— Start Records provided —

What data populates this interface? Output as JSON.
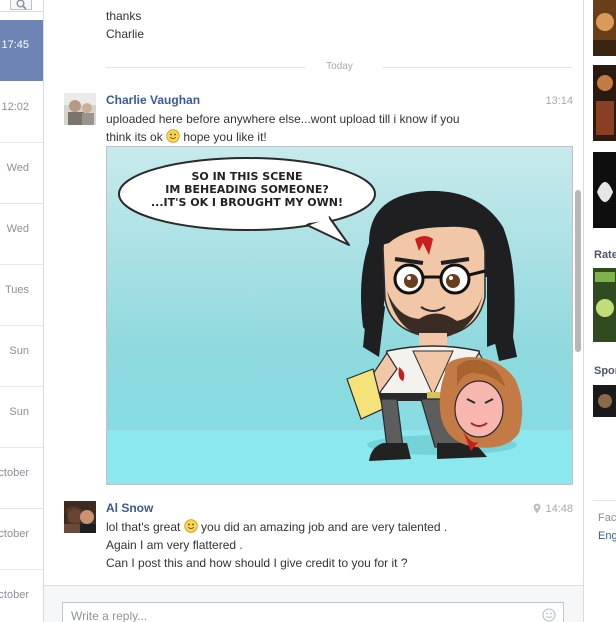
{
  "conversation_list": {
    "items": [
      {
        "time": "17:45",
        "active": true
      },
      {
        "time": "12:02"
      },
      {
        "time": "Wed"
      },
      {
        "time": "Wed"
      },
      {
        "time": "Tues"
      },
      {
        "time": "Sun"
      },
      {
        "time": "Sun"
      },
      {
        "time": "ctober"
      },
      {
        "time": "ctober"
      },
      {
        "time": "ctober"
      }
    ]
  },
  "thread": {
    "previous_message": {
      "line1": "thanks",
      "line2": "Charlie"
    },
    "day_separator": "Today",
    "messages": [
      {
        "sender": "Charlie Vaughan",
        "time": "13:14",
        "text_a": "uploaded here before anywhere else...wont upload till i know if you",
        "text_b": "think its ok",
        "text_c": " hope you like it!",
        "attachment": {
          "speech_line1": "SO IN THIS SCENE",
          "speech_line2": "IM BEHEADING SOMEONE?",
          "speech_line3": "...IT'S OK I BROUGHT MY OWN!"
        }
      },
      {
        "sender": "Al Snow",
        "time": "14:48",
        "text_a": "lol that's great",
        "text_b": " you did an amazing job and are very talented .",
        "text_c": "Again I am very flattered .",
        "text_d": "Can I post this and how should I give credit to you for it ?"
      }
    ]
  },
  "right_sidebar": {
    "section_rate": "Rate",
    "section_sponsored": "Spon",
    "footer_fac": "Fac",
    "footer_eng": "Eng"
  },
  "reply": {
    "placeholder": "Write a reply..."
  },
  "colors": {
    "accent": "#3b5998",
    "active_conversation": "#6d84b4",
    "comic_background": "#8fd9de"
  },
  "icons": [
    "search-icon",
    "smiley-icon",
    "location-pin-icon",
    "emoji-icon"
  ]
}
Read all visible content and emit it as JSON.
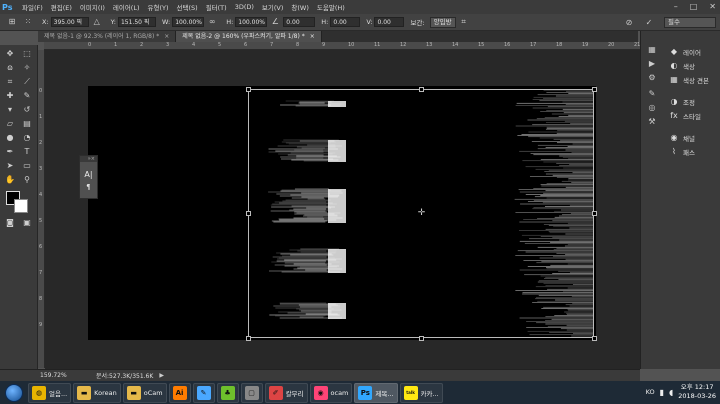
{
  "menubar": {
    "logo": "Ps",
    "items": [
      "파일(F)",
      "편집(E)",
      "이미지(I)",
      "레이어(L)",
      "유형(Y)",
      "선택(S)",
      "필터(T)",
      "3D(D)",
      "보기(V)",
      "창(W)",
      "도움말(H)"
    ],
    "window_controls": [
      "–",
      "□",
      "✕"
    ]
  },
  "options": {
    "x_label": "X:",
    "x_value": "395.00 픽",
    "y_label": "Y:",
    "y_value": "151.50 픽",
    "w_label": "W:",
    "w_value": "100.00%",
    "h_label": "H:",
    "h_value": "100.00%",
    "angle_value": "0.00",
    "hskew_label": "H:",
    "hskew_value": "0.00",
    "vskew_label": "V:",
    "vskew_value": "0.00",
    "interp_label": "보간:",
    "interp_value": "양입방",
    "workspace": "필수"
  },
  "tabs": [
    {
      "label": "제목 없음-1 @ 92.3% (레이어 1, RGB/8) *",
      "close": "×"
    },
    {
      "label": "제목 없음-2 @ 160% (우파스켜기, 알파 1/8) *",
      "close": "×"
    }
  ],
  "ruler_top": [
    "0",
    "1",
    "2",
    "3",
    "4",
    "5",
    "6",
    "7",
    "8",
    "9",
    "10",
    "11",
    "12",
    "13",
    "14",
    "15",
    "16",
    "17",
    "18",
    "19",
    "20",
    "21",
    "22"
  ],
  "ruler_left": [
    "0",
    "1",
    "2",
    "3",
    "4",
    "5",
    "6",
    "7",
    "8",
    "9"
  ],
  "char_panel": {
    "icon_a": "A|",
    "icon_b": "¶"
  },
  "right_panel": [
    {
      "icon": "layers",
      "label": "레이어"
    },
    {
      "icon": "color",
      "label": "색상"
    },
    {
      "icon": "swatches",
      "label": "색상 견본"
    },
    {
      "icon": "adjust",
      "label": "조정"
    },
    {
      "icon": "styles",
      "label": "스타일"
    },
    {
      "icon": "channels",
      "label": "채널"
    },
    {
      "icon": "paths",
      "label": "패스"
    }
  ],
  "status": {
    "zoom": "159.72%",
    "doc": "문서:527.3K/351.6K"
  },
  "taskbar": {
    "items": [
      {
        "label": "얼음...",
        "icon": "chrome",
        "color": "#e8b400"
      },
      {
        "label": "Korean",
        "icon": "folder",
        "color": "#e6b94a"
      },
      {
        "label": "oCam",
        "icon": "folder",
        "color": "#e6b94a"
      },
      {
        "label": "",
        "icon": "illustrator",
        "color": "#ff7c00"
      },
      {
        "label": "",
        "icon": "edit",
        "color": "#4aa8ff"
      },
      {
        "label": "",
        "icon": "evernote",
        "color": "#6ec02c"
      },
      {
        "label": "",
        "icon": "app",
        "color": "#888"
      },
      {
        "label": "칼무리",
        "icon": "pencil",
        "color": "#d44"
      },
      {
        "label": "ocam",
        "icon": "ocam",
        "color": "#f47"
      },
      {
        "label": "제목...",
        "icon": "photoshop",
        "color": "#31a8ff",
        "active": true
      },
      {
        "label": "카카...",
        "icon": "kakao",
        "color": "#ffe812"
      }
    ],
    "lang": "KO",
    "time": "오후 12:17",
    "date": "2018-03-26"
  },
  "colors": {
    "accent": "#31a8ff",
    "canvas": "#000000",
    "workspace": "#282828"
  }
}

— End Records provided —

Leave the pictures out and output the rest of the listing exactly.

What data populates this interface? Output as JSON.
{
  "conversation_list": {
    "items": [
      {
        "time": "17:45",
        "active": true
      },
      {
        "time": "12:02"
      },
      {
        "time": "Wed"
      },
      {
        "time": "Wed"
      },
      {
        "time": "Tues"
      },
      {
        "time": "Sun"
      },
      {
        "time": "Sun"
      },
      {
        "time": "ctober"
      },
      {
        "time": "ctober"
      },
      {
        "time": "ctober"
      }
    ]
  },
  "thread": {
    "previous_message": {
      "line1": "thanks",
      "line2": "Charlie"
    },
    "day_separator": "Today",
    "messages": [
      {
        "sender": "Charlie Vaughan",
        "time": "13:14",
        "text_a": "uploaded here before anywhere else...wont upload till i know if you",
        "text_b": "think its ok",
        "text_c": " hope you like it!",
        "attachment": {
          "speech_line1": "SO IN THIS SCENE",
          "speech_line2": "IM BEHEADING SOMEONE?",
          "speech_line3": "...IT'S OK I BROUGHT MY OWN!"
        }
      },
      {
        "sender": "Al Snow",
        "time": "14:48",
        "text_a": "lol that's great",
        "text_b": " you did an amazing job and are very talented .",
        "text_c": "Again I am very flattered .",
        "text_d": "Can I post this and how should I give credit to you for it ?"
      }
    ]
  },
  "right_sidebar": {
    "section_rate": "Rate",
    "section_sponsored": "Spon",
    "footer_fac": "Fac",
    "footer_eng": "Eng"
  },
  "reply": {
    "placeholder": "Write a reply..."
  },
  "colors": {
    "accent": "#3b5998",
    "active_conversation": "#6d84b4",
    "comic_background": "#8fd9de"
  },
  "icons": [
    "search-icon",
    "smiley-icon",
    "location-pin-icon",
    "emoji-icon"
  ]
}
Read all visible content and emit it as JSON.
{
  "menubar": {
    "logo": "Ps",
    "items": [
      "파일(F)",
      "편집(E)",
      "이미지(I)",
      "레이어(L)",
      "유형(Y)",
      "선택(S)",
      "필터(T)",
      "3D(D)",
      "보기(V)",
      "창(W)",
      "도움말(H)"
    ],
    "window_controls": [
      "–",
      "□",
      "✕"
    ]
  },
  "options": {
    "x_label": "X:",
    "x_value": "395.00 픽",
    "y_label": "Y:",
    "y_value": "151.50 픽",
    "w_label": "W:",
    "w_value": "100.00%",
    "h_label": "H:",
    "h_value": "100.00%",
    "angle_value": "0.00",
    "hskew_label": "H:",
    "hskew_value": "0.00",
    "vskew_label": "V:",
    "vskew_value": "0.00",
    "interp_label": "보간:",
    "interp_value": "양입방",
    "workspace": "필수"
  },
  "tabs": [
    {
      "label": "제목 없음-1 @ 92.3% (레이어 1, RGB/8) *",
      "close": "×"
    },
    {
      "label": "제목 없음-2 @ 160% (우파스켜기, 알파 1/8) *",
      "close": "×"
    }
  ],
  "ruler_top": [
    "0",
    "1",
    "2",
    "3",
    "4",
    "5",
    "6",
    "7",
    "8",
    "9",
    "10",
    "11",
    "12",
    "13",
    "14",
    "15",
    "16",
    "17",
    "18",
    "19",
    "20",
    "21",
    "22"
  ],
  "ruler_left": [
    "0",
    "1",
    "2",
    "3",
    "4",
    "5",
    "6",
    "7",
    "8",
    "9"
  ],
  "char_panel": {
    "icon_a": "A|",
    "icon_b": "¶"
  },
  "right_panel": [
    {
      "icon": "layers",
      "label": "레이어"
    },
    {
      "icon": "color",
      "label": "색상"
    },
    {
      "icon": "swatches",
      "label": "색상 견본"
    },
    {
      "icon": "adjust",
      "label": "조정"
    },
    {
      "icon": "styles",
      "label": "스타일"
    },
    {
      "icon": "channels",
      "label": "채널"
    },
    {
      "icon": "paths",
      "label": "패스"
    }
  ],
  "status": {
    "zoom": "159.72%",
    "doc": "문서:527.3K/351.6K"
  },
  "taskbar": {
    "items": [
      {
        "label": "얼음...",
        "icon": "chrome",
        "color": "#e8b400"
      },
      {
        "label": "Korean",
        "icon": "folder",
        "color": "#e6b94a"
      },
      {
        "label": "oCam",
        "icon": "folder",
        "color": "#e6b94a"
      },
      {
        "label": "",
        "icon": "illustrator",
        "color": "#ff7c00"
      },
      {
        "label": "",
        "icon": "edit",
        "color": "#4aa8ff"
      },
      {
        "label": "",
        "icon": "evernote",
        "color": "#6ec02c"
      },
      {
        "label": "",
        "icon": "app",
        "color": "#888"
      },
      {
        "label": "칼무리",
        "icon": "pencil",
        "color": "#d44"
      },
      {
        "label": "ocam",
        "icon": "ocam",
        "color": "#f47"
      },
      {
        "label": "제목...",
        "icon": "photoshop",
        "color": "#31a8ff",
        "active": true
      },
      {
        "label": "카카...",
        "icon": "kakao",
        "color": "#ffe812"
      }
    ],
    "lang": "KO",
    "time": "오후 12:17",
    "date": "2018-03-26"
  },
  "colors": {
    "accent": "#31a8ff",
    "canvas": "#000000",
    "workspace": "#282828"
  }
}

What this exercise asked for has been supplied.